== What is expected ==
Transcribe each line of the material as it is, and drop any picture.

== Record extracts ==
........

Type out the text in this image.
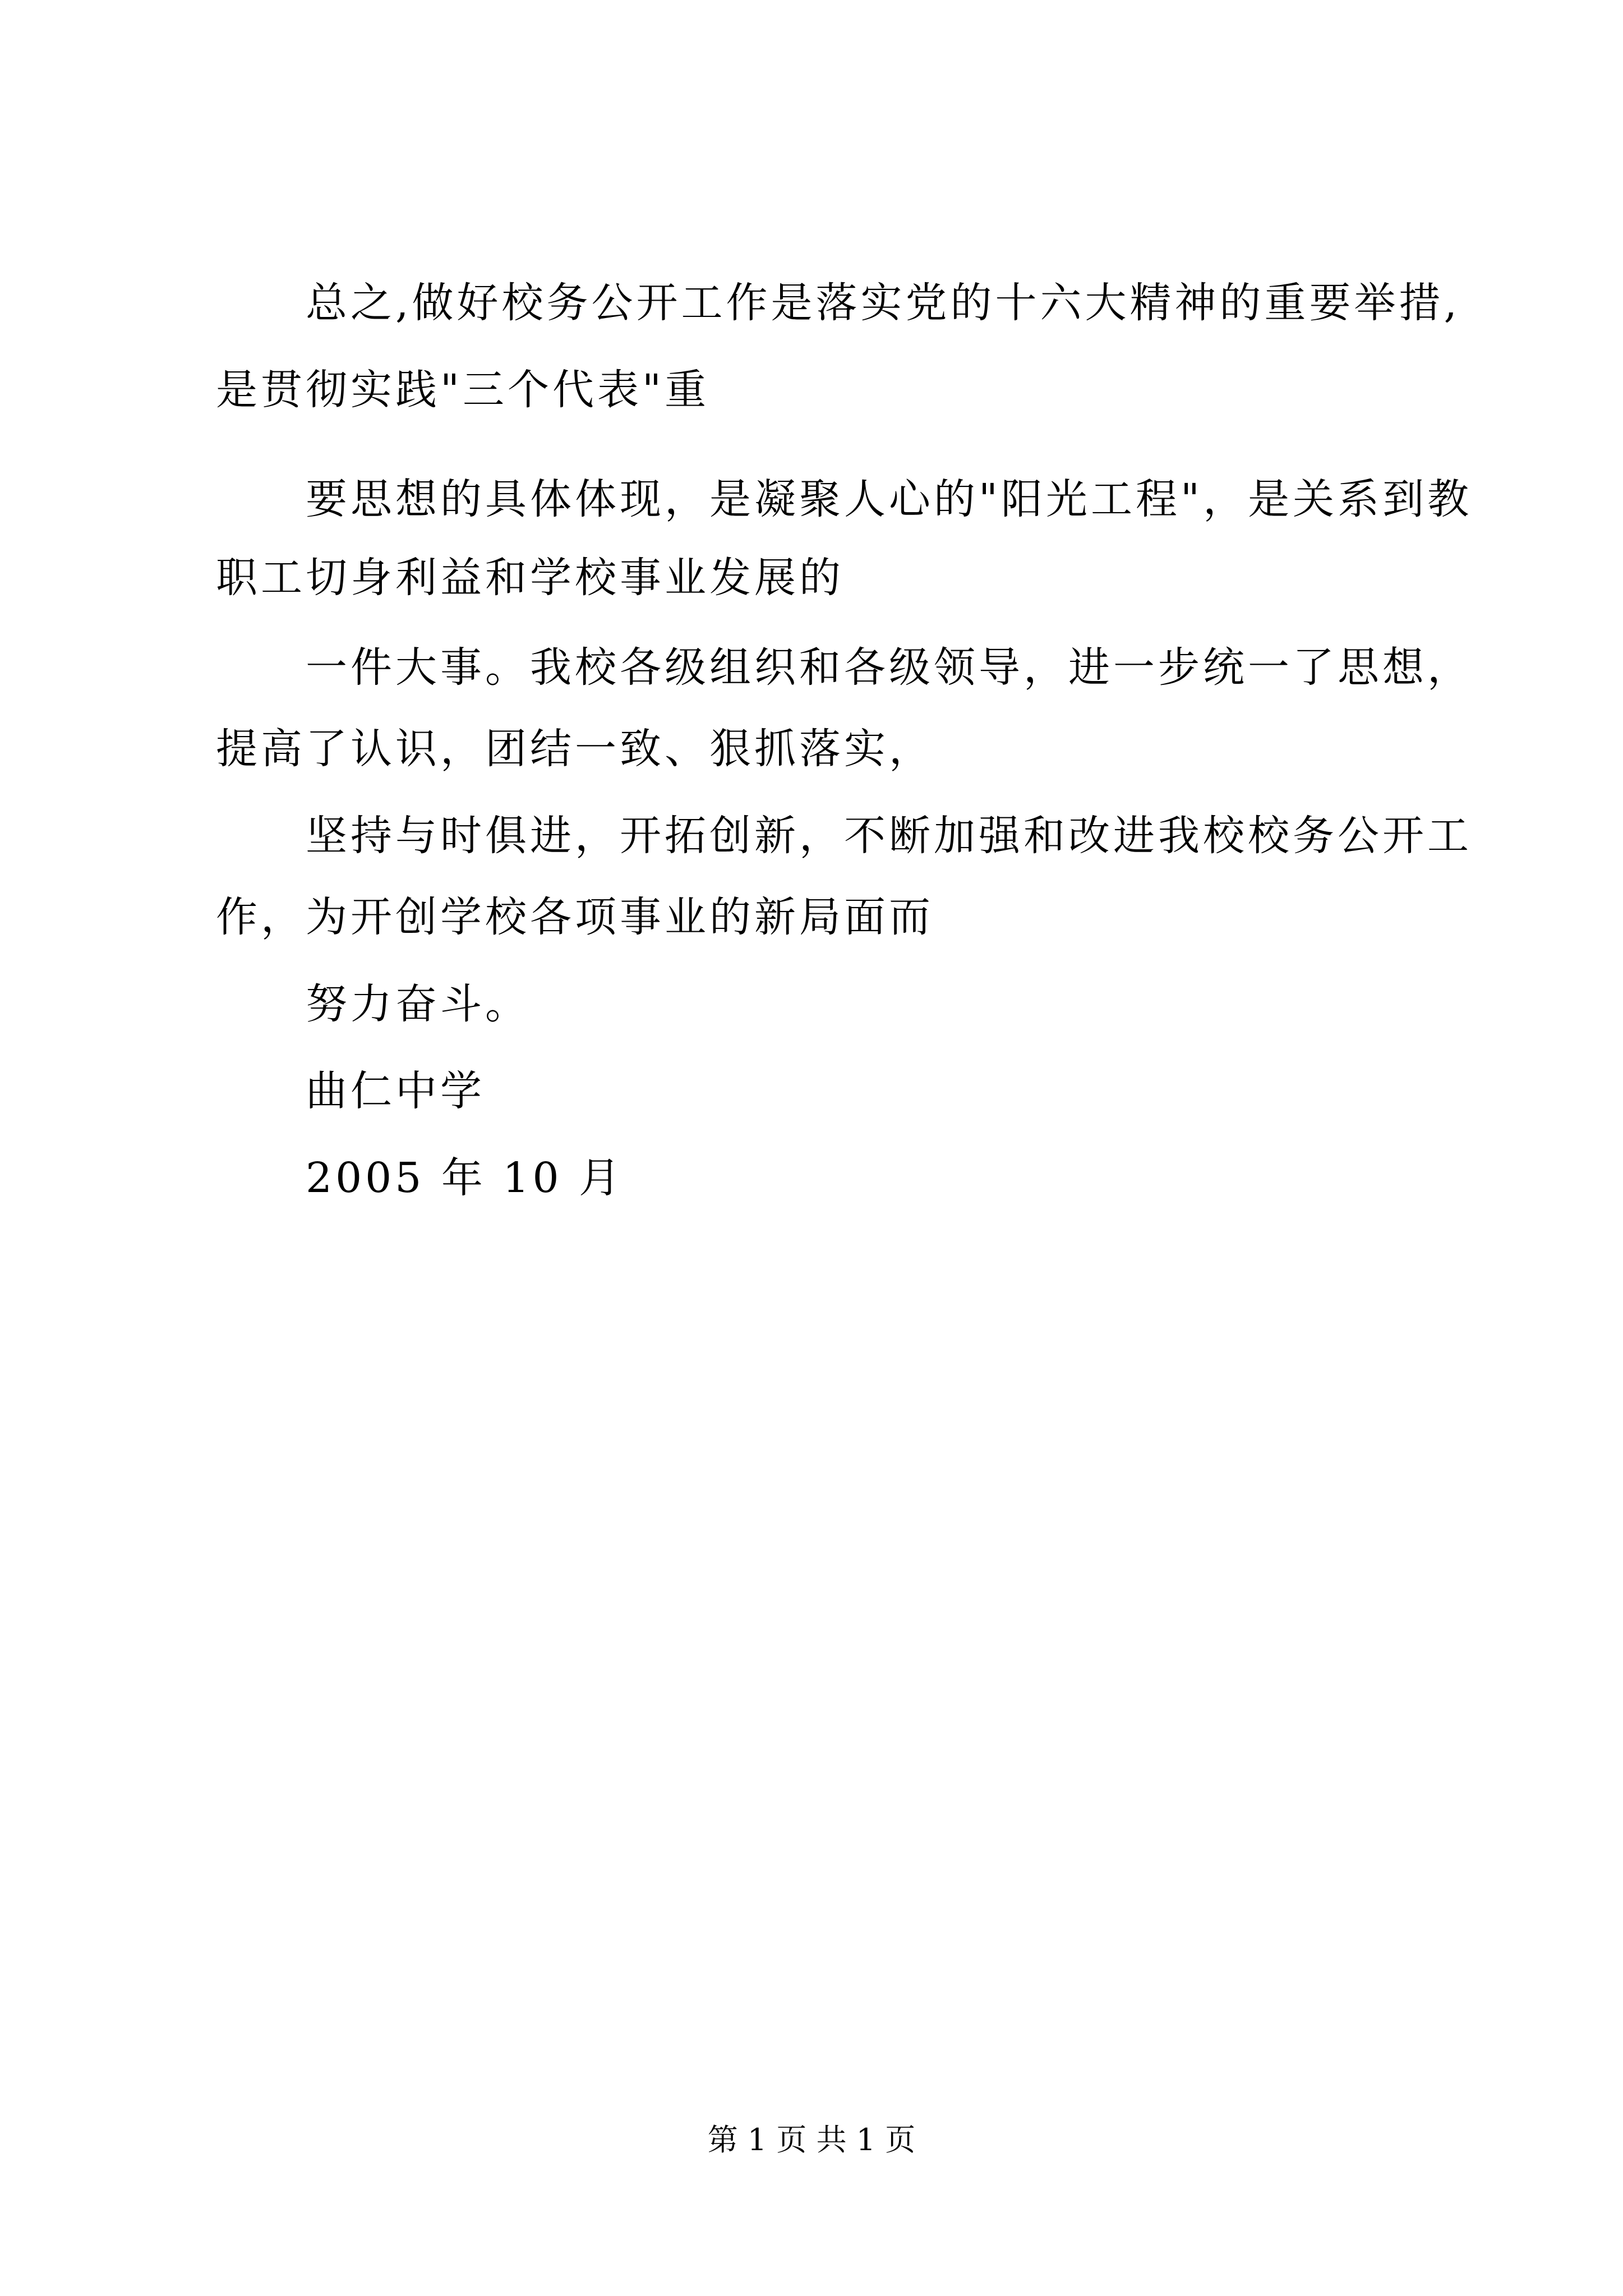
总之,做好校务公开工作是落实党的十六大精神的重要举措,
是贯彻实践"三个代表"重
要思想的具体体现，是凝聚人心的"阳光工程"，是关系到教
职工切身利益和学校事业发展的
一件大事。我校各级组织和各级领导，进一步统一了思想，
提高了认识，团结一致、狠抓落实，
坚持与时俱进，开拓创新，不断加强和改进我校校务公开工
作，为开创学校各项事业的新局面而
努力奋斗。
曲仁中学
2005 年 10 月
第 1 页 共 1 页
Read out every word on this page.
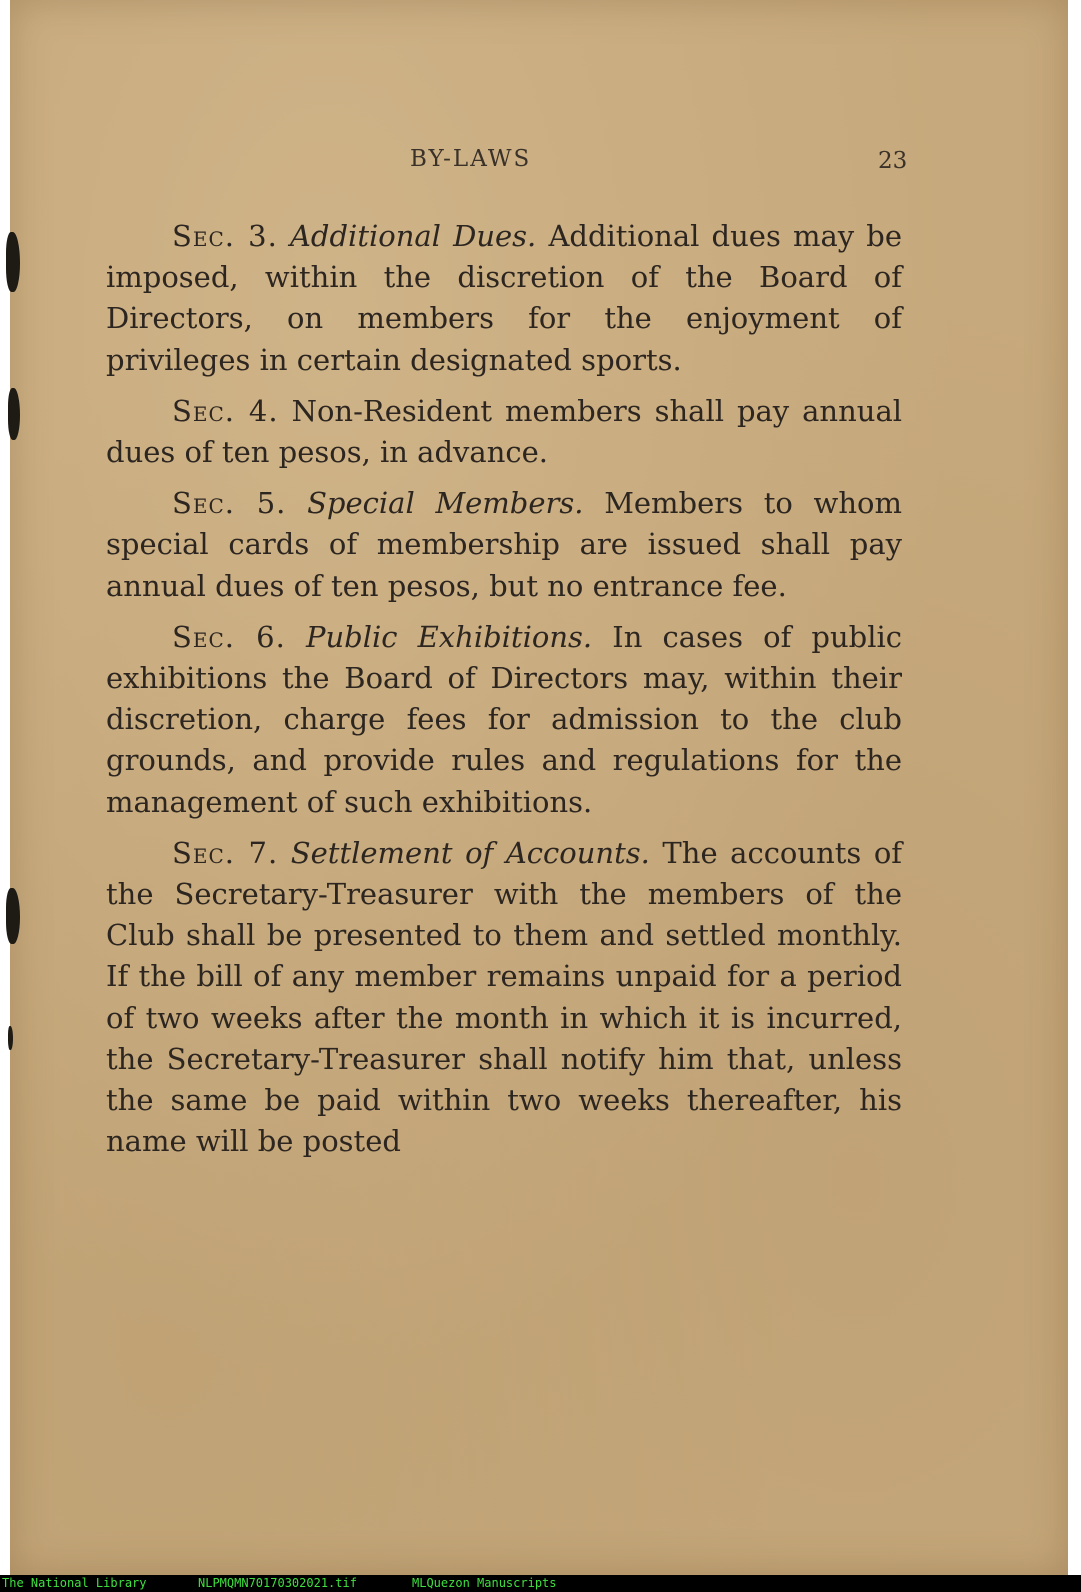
BY-LAWS	23

Sec. 3. Additional Dues. Additional dues may be imposed, within the discretion of the Board of Directors, on members for the enjoyment of privileges in certain designated sports.

Sec. 4. Non-Resident members shall pay annual dues of ten pesos, in advance.

Sec. 5. Special Members. Members to whom special cards of membership are issued shall pay annual dues of ten pesos, but no entrance fee.

Sec. 6. Public Exhibitions. In cases of public exhibitions the Board of Directors may, within their discretion, charge fees for admission to the club grounds, and provide rules and regulations for the management of such exhibitions.

Sec. 7. Settlement of Accounts. The accounts of the Secretary-Treasurer with the members of the Club shall be presented to them and settled monthly. If the bill of any member remains unpaid for a period of two weeks after the month in which it is incurred, the Secretary-Treasurer shall notify him that, unless the same be paid within two weeks thereafter, his name will be posted

The National Library

	NLPMQMN70170302021.tif

	MLQuezon Manuscripts
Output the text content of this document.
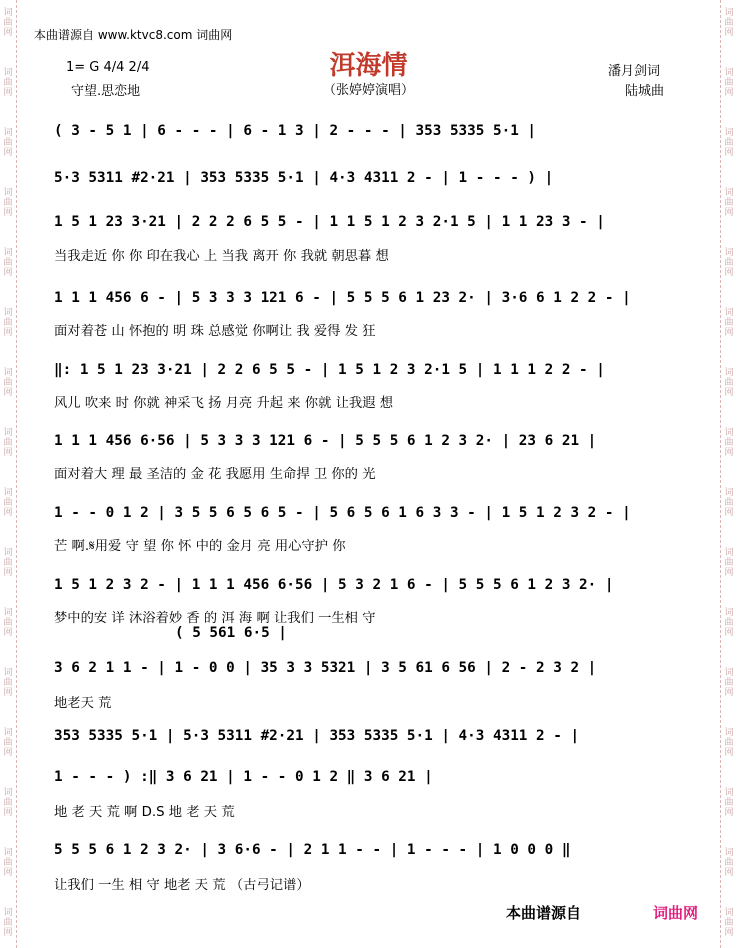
词曲网
词曲网
词曲网
词曲网
词曲网
词曲网
词曲网
词曲网
词曲网
词曲网
词曲网
词曲网
词曲网
词曲网
词曲网
词曲网
词曲网
词曲网
词曲网
词曲网
词曲网
词曲网
词曲网
词曲网
词曲网
词曲网
词曲网
词曲网
词曲网
词曲网
词曲网
词曲网
本曲谱源自 www.ktvc8.com 词曲网
1= G 4/4 2/4
守望.思恋地
洱海情
（张婷婷演唱）
潘月剑词
陆城曲
( 3 - 5 1 | 6 - - - | 6 - 1 3 | 2 - - - | 353 5335 5·1 |
5·3 5311 #2·21 | 353 5335 5·1 | 4·3 4311 2 - | 1 - - - ) |
1 5 1 23 3·21 | 2 2 2 6 5 5 - | 1 1 5 1 2 3 2·1 5 | 1 1 23 3 - |
当我走近 你 你 印在我心 上 当我 离开 你 我就 朝思暮 想
1 1 1 456 6 - | 5 3 3 3 121 6 - | 5 5 5 6 1 23 2· | 3·6 6 1 2 2 - |
面对着苍 山 怀抱的 明 珠 总感觉 你啊让 我 爱得 发 狂
‖: 1 5 1 23 3·21 | 2 2 6 5 5 - | 1 5 1 2 3 2·1 5 | 1 1 1 2 2 - |
风儿 吹来 时 你就 神采飞 扬 月亮 升起 来 你就 让我遐 想
1 1 1 456 6·56 | 5 3 3 3 121 6 - | 5 5 5 6 1 2 3 2· | 23 6 21 |
面对着大 理 最 圣洁的 金 花 我愿用 生命捍 卫 你的 光
1 - - 0 1 2 | 3 5 5 6 5 6 5 - | 5 6 5 6 1 6 3 3 - | 1 5 1 2 3 2 - |
芒 啊.𝄋用爱 守 望 你 怀 中的 金月 亮 用心守护 你
1 5 1 2 3 2 - | 1 1 1 456 6·56 | 5 3 2 1 6 - | 5 5 5 6 1 2 3 2· |
梦中的安 详 沐浴着妙 香 的 洱 海 啊 让我们 一生相 守
( 5 561 6·5 |
3 6 2 1 1 - | 1 - 0 0 | 35 3 3 5321 | 3 5 61 6 56 | 2 - 2 3 2 |
地老天 荒
353 5335 5·1 | 5·3 5311 #2·21 | 353 5335 5·1 | 4·3 4311 2 - |
1 - - - ) :‖ 3 6 21 | 1 - - 0 1 2 ‖ 3 6 21 |
地 老 天 荒 啊 D.S 地 老 天 荒
5 5 5 6 1 2 3 2· | 3 6·6 - | 2 1 1 - - | 1 - - - | 1 0 0 0 ‖
让我们 一生 相 守 地老 天 荒 （古弓记谱）
本曲谱源自	词曲网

........

== Answer to this exercise ==
Type out the text in this image.
总之,做好校务公开工作是落实党的十六大精神的重要举措,
是贯彻实践"三个代表"重
要思想的具体体现，是凝聚人心的"阳光工程"，是关系到教
职工切身利益和学校事业发展的
一件大事。我校各级组织和各级领导，进一步统一了思想，
提高了认识，团结一致、狠抓落实，
坚持与时俱进，开拓创新，不断加强和改进我校校务公开工
作，为开创学校各项事业的新局面而
努力奋斗。
曲仁中学
2005 年 10 月
第 1 页 共 1 页
Read out every word on this page.
BY-LAWS	23

Sec. 3. Additional Dues. Additional dues may be imposed, within the discretion of the Board of Directors, on members for the enjoyment of privileges in certain designated sports.

Sec. 4. Non-Resident members shall pay annual dues of ten pesos, in advance.

Sec. 5. Special Members. Members to whom special cards of membership are issued shall pay annual dues of ten pesos, but no entrance fee.

Sec. 6. Public Exhibitions. In cases of public exhibitions the Board of Directors may, within their discretion, charge fees for admission to the club grounds, and provide rules and regulations for the management of such exhibitions.

Sec. 7. Settlement of Accounts. The accounts of the Secretary-Treasurer with the members of the Club shall be presented to them and settled monthly. If the bill of any member remains unpaid for a period of two weeks after the month in which it is incurred, the Secretary-Treasurer shall notify him that, unless the same be paid within two weeks thereafter, his name will be posted

The National Library

	NLPMQMN70170302021.tif

	MLQuezon Manuscripts
Output the text content of this document.
词曲网
词曲网
词曲网
词曲网
词曲网
词曲网
词曲网
词曲网
词曲网
词曲网
词曲网
词曲网
词曲网
词曲网
词曲网
词曲网
词曲网
词曲网
词曲网
词曲网
词曲网
词曲网
词曲网
词曲网
词曲网
词曲网
词曲网
词曲网
词曲网
词曲网
词曲网
词曲网
本曲谱源自 www.ktvc8.com 词曲网
1= G 4/4 2/4
守望.思恋地
洱海情
（张婷婷演唱）
潘月剑词
陆城曲
( 3 - 5 1 | 6 - - - | 6 - 1 3 | 2 - - - | 353 5335 5·1 |
5·3 5311 #2·21 | 353 5335 5·1 | 4·3 4311 2 - | 1 - - - ) |
1 5 1 23 3·21 | 2 2 2 6 5 5 - | 1 1 5 1 2 3 2·1 5 | 1 1 23 3 - |
当我走近 你 你 印在我心 上 当我 离开 你 我就 朝思暮 想
1 1 1 456 6 - | 5 3 3 3 121 6 - | 5 5 5 6 1 23 2· | 3·6 6 1 2 2 - |
面对着苍 山 怀抱的 明 珠 总感觉 你啊让 我 爱得 发 狂
‖: 1 5 1 23 3·21 | 2 2 6 5 5 - | 1 5 1 2 3 2·1 5 | 1 1 1 2 2 - |
风儿 吹来 时 你就 神采飞 扬 月亮 升起 来 你就 让我遐 想
1 1 1 456 6·56 | 5 3 3 3 121 6 - | 5 5 5 6 1 2 3 2· | 23 6 21 |
面对着大 理 最 圣洁的 金 花 我愿用 生命捍 卫 你的 光
1 - - 0 1 2 | 3 5 5 6 5 6 5 - | 5 6 5 6 1 6 3 3 - | 1 5 1 2 3 2 - |
芒 啊.𝄋用爱 守 望 你 怀 中的 金月 亮 用心守护 你
1 5 1 2 3 2 - | 1 1 1 456 6·56 | 5 3 2 1 6 - | 5 5 5 6 1 2 3 2· |
梦中的安 详 沐浴着妙 香 的 洱 海 啊 让我们 一生相 守
( 5 561 6·5 |
3 6 2 1 1 - | 1 - 0 0 | 35 3 3 5321 | 3 5 61 6 56 | 2 - 2 3 2 |
地老天 荒
353 5335 5·1 | 5·3 5311 #2·21 | 353 5335 5·1 | 4·3 4311 2 - |
1 - - - ) :‖ 3 6 21 | 1 - - 0 1 2 ‖ 3 6 21 |
地 老 天 荒 啊 D.S 地 老 天 荒
5 5 5 6 1 2 3 2· | 3 6·6 - | 2 1 1 - - | 1 - - - | 1 0 0 0 ‖
让我们 一生 相 守 地老 天 荒 （古弓记谱）
本曲谱源自	词曲网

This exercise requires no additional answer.